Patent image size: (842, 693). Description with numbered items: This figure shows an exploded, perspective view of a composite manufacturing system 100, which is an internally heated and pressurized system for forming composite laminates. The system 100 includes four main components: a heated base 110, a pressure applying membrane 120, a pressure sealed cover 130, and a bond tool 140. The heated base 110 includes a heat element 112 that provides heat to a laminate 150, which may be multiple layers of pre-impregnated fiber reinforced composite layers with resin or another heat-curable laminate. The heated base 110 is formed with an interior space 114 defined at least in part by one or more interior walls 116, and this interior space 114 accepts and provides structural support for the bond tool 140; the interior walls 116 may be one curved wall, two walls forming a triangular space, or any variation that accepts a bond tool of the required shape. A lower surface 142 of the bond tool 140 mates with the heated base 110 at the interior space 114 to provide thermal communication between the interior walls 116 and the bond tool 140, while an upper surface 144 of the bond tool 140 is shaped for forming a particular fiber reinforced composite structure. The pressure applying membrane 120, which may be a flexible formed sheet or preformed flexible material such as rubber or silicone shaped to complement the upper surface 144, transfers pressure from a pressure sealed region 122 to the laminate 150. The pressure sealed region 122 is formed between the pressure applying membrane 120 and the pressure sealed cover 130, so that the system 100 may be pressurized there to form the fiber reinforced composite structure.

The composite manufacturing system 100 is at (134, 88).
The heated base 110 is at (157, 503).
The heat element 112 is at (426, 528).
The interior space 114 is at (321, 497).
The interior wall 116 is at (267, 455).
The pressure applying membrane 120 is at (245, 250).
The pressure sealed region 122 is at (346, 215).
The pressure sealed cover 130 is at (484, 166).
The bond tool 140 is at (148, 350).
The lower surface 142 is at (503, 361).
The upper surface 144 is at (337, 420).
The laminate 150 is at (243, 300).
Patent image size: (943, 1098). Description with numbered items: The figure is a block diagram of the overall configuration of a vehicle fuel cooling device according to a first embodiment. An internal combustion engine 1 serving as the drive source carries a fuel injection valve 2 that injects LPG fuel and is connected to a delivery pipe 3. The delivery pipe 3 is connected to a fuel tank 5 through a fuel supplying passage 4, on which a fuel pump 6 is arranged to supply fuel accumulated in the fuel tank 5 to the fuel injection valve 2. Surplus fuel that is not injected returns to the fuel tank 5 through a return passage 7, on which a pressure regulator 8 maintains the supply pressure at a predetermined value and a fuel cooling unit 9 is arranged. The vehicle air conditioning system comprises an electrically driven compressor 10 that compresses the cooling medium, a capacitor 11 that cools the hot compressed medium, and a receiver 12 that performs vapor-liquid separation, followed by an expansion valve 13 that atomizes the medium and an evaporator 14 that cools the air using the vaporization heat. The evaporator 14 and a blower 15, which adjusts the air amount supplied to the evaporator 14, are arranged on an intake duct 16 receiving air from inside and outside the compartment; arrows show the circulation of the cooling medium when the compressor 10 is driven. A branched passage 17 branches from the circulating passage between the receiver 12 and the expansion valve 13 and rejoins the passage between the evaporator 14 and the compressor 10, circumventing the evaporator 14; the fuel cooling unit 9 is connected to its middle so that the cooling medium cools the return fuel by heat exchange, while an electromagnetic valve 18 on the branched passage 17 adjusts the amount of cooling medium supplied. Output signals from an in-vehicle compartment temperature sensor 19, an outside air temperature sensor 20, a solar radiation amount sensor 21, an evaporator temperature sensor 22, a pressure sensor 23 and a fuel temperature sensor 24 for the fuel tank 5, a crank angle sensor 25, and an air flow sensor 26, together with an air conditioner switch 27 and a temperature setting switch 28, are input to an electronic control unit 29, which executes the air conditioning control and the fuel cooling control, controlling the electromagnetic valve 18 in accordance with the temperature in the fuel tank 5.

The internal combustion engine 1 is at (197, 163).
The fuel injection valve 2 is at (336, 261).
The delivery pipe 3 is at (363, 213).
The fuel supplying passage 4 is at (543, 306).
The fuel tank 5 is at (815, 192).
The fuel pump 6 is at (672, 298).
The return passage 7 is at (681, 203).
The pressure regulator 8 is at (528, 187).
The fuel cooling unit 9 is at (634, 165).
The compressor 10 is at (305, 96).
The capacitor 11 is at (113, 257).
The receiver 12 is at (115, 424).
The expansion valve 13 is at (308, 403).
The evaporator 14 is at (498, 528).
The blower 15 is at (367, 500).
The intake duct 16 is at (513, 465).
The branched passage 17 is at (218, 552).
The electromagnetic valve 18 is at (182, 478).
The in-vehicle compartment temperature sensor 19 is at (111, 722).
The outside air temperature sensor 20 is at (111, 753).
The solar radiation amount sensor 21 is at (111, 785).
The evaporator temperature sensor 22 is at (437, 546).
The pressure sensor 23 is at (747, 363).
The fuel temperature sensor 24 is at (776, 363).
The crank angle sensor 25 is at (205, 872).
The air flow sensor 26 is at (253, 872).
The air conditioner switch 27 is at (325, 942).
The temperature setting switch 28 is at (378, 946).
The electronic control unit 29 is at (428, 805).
◇ ◇ ◇
**INSTRUCTIONS FOR THE TASK:** Recast the records from their first line through the line containing "The pressure applying membrane 120 is" as a numbered list, leaving out any blank lines.

**RESPONSE BELOW:**
1. Patent image size: (842, 693). Description with numbered items: This figure shows an exploded, perspective view of a composite manufacturing system 100, which is an internally heated and pressurized system for forming composite laminates. The system 100 includes four main components: a heated base 110, a pressure applying membrane 120, a pressure sealed cover 130, and a bond tool 140. The heated base 110 includes a heat element 112 that provides heat to a laminate 150, which may be multiple layers of pre-impregnated fiber reinforced composite layers with resin or another heat-curable laminate. The heated base 110 is formed with an interior space 114 defined at least in part by one or more interior walls 116, and this interior space 114 accepts and provides structural support for the bond tool 140; the interior walls 116 may be one curved wall, two walls forming a triangular space, or any variation that accepts a bond tool of the required shape. A lower surface 142 of the bond tool 140 mates with the heated base 110 at the interior space 114 to provide thermal communication between the interior walls 116 and the bond tool 140, while an upper surface 144 of the bond tool 140 is shaped for forming a particular fiber reinforced composite structure. The pressure applying membrane 120, which may be a flexible formed sheet or preformed flexible material such as rubber or silicone shaped to complement the upper surface 144, transfers pressure from a pressure sealed region 122 to the laminate 150. The pressure sealed region 122 is formed between the pressure applying membrane 120 and the pressure sealed cover 130, so that the system 100 may be pressurized there to form the fiber reinforced composite structure.
2. The composite manufacturing system 100 is at (134, 88).
3. The heated base 110 is at (157, 503).
4. The heat element 112 is at (426, 528).
5. The interior space 114 is at (321, 497).
6. The interior wall 116 is at (267, 455).
7. The pressure applying membrane 120 is at (245, 250).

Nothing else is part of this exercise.